THE DATA:
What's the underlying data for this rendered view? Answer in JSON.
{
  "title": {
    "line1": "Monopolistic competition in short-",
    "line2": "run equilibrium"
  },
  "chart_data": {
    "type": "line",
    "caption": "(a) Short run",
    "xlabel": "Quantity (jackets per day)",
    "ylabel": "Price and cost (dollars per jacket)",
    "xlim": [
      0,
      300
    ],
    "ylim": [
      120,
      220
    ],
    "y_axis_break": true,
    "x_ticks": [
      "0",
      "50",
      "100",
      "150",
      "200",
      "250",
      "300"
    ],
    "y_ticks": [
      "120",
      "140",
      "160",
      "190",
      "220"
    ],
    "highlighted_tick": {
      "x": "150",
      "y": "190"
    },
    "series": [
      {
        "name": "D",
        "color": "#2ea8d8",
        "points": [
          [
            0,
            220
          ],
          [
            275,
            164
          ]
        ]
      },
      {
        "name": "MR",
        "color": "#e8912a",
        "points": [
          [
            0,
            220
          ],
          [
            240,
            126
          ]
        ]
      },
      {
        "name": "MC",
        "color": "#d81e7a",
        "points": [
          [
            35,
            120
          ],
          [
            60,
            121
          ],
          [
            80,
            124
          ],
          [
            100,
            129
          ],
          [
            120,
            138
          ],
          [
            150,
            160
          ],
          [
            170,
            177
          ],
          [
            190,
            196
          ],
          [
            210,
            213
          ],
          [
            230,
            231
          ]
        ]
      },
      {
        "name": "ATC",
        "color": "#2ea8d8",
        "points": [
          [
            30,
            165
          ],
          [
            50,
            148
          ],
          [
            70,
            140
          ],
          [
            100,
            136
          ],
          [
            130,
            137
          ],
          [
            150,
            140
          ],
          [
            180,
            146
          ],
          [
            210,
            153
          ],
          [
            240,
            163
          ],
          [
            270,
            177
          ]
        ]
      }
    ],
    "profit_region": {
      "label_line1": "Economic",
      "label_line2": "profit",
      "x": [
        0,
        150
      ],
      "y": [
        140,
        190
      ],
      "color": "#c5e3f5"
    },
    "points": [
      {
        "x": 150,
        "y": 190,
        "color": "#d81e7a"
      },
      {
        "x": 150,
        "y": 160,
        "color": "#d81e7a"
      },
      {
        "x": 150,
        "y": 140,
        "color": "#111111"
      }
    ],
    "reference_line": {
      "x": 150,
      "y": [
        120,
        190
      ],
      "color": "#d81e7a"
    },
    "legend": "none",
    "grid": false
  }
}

OBJECTIVE: Give only the number of lines in the data that include the string "color".

EXPECTED ANSWER: 9